[Begin]

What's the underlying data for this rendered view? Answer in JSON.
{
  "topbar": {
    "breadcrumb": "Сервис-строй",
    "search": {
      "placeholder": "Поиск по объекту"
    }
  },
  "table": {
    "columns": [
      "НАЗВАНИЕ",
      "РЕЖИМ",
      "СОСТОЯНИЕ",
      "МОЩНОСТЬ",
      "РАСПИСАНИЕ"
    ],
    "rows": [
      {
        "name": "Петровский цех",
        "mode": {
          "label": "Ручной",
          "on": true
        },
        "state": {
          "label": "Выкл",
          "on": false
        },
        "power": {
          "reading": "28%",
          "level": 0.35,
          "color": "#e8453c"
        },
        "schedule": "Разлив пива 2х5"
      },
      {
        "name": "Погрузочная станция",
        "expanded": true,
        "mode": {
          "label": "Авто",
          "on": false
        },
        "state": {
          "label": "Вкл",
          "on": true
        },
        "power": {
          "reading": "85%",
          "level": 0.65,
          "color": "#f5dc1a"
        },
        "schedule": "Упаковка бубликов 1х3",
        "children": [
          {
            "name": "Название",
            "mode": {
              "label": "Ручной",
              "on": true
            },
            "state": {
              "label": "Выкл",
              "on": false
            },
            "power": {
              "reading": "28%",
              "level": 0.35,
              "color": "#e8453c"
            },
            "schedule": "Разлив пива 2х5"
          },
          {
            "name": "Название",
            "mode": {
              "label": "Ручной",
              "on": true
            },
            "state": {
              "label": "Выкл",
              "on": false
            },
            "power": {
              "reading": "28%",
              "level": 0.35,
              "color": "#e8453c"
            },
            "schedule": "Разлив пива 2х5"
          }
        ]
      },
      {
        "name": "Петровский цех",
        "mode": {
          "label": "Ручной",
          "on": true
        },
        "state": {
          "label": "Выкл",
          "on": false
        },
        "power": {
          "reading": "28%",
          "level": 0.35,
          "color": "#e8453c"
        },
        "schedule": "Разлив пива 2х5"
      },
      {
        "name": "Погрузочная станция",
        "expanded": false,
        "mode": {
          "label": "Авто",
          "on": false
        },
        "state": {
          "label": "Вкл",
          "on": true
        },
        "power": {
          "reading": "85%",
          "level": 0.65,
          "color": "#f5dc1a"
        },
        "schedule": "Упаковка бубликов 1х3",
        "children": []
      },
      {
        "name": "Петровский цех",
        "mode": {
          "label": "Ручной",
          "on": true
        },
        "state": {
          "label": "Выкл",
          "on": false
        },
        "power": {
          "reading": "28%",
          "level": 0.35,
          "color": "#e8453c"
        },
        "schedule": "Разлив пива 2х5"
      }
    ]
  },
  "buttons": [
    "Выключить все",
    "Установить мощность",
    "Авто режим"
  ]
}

[End]

Write out the whole listing again. Match it word for word.

» **Written reply**
What's the underlying data for this rendered view? Answer in JSON.
{
  "topbar": {
    "breadcrumb": "Сервис-строй",
    "search": {
      "placeholder": "Поиск по объекту"
    }
  },
  "table": {
    "columns": [
      "НАЗВАНИЕ",
      "РЕЖИМ",
      "СОСТОЯНИЕ",
      "МОЩНОСТЬ",
      "РАСПИСАНИЕ"
    ],
    "rows": [
      {
        "name": "Петровский цех",
        "mode": {
          "label": "Ручной",
          "on": true
        },
        "state": {
          "label": "Выкл",
          "on": false
        },
        "power": {
          "reading": "28%",
          "level": 0.35,
          "color": "#e8453c"
        },
        "schedule": "Разлив пива 2х5"
      },
      {
        "name": "Погрузочная станция",
        "expanded": true,
        "mode": {
          "label": "Авто",
          "on": false
        },
        "state": {
          "label": "Вкл",
          "on": true
        },
        "power": {
          "reading": "85%",
          "level": 0.65,
          "color": "#f5dc1a"
        },
        "schedule": "Упаковка бубликов 1х3",
        "children": [
          {
            "name": "Название",
            "mode": {
              "label": "Ручной",
              "on": true
            },
            "state": {
              "label": "Выкл",
              "on": false
            },
            "power": {
              "reading": "28%",
              "level": 0.35,
              "color": "#e8453c"
            },
            "schedule": "Разлив пива 2х5"
          },
          {
            "name": "Название",
            "mode": {
              "label": "Ручной",
              "on": true
            },
            "state": {
              "label": "Выкл",
              "on": false
            },
            "power": {
              "reading": "28%",
              "level": 0.35,
              "color": "#e8453c"
            },
            "schedule": "Разлив пива 2х5"
          }
        ]
      },
      {
        "name": "Петровский цех",
        "mode": {
          "label": "Ручной",
          "on": true
        },
        "state": {
          "label": "Выкл",
          "on": false
        },
        "power": {
          "reading": "28%",
          "level": 0.35,
          "color": "#e8453c"
        },
        "schedule": "Разлив пива 2х5"
      },
      {
        "name": "Погрузочная станция",
        "expanded": false,
        "mode": {
          "label": "Авто",
          "on": false
        },
        "state": {
          "label": "Вкл",
          "on": true
        },
        "power": {
          "reading": "85%",
          "level": 0.65,
          "color": "#f5dc1a"
        },
        "schedule": "Упаковка бубликов 1х3",
        "children": []
      },
      {
        "name": "Петровский цех",
        "mode": {
          "label": "Ручной",
          "on": true
        },
        "state": {
          "label": "Выкл",
          "on": false
        },
        "power": {
          "reading": "28%",
          "level": 0.35,
          "color": "#e8453c"
        },
        "schedule": "Разлив пива 2х5"
      }
    ]
  },
  "buttons": [
    "Выключить все",
    "Установить мощность",
    "Авто режим"
  ]
}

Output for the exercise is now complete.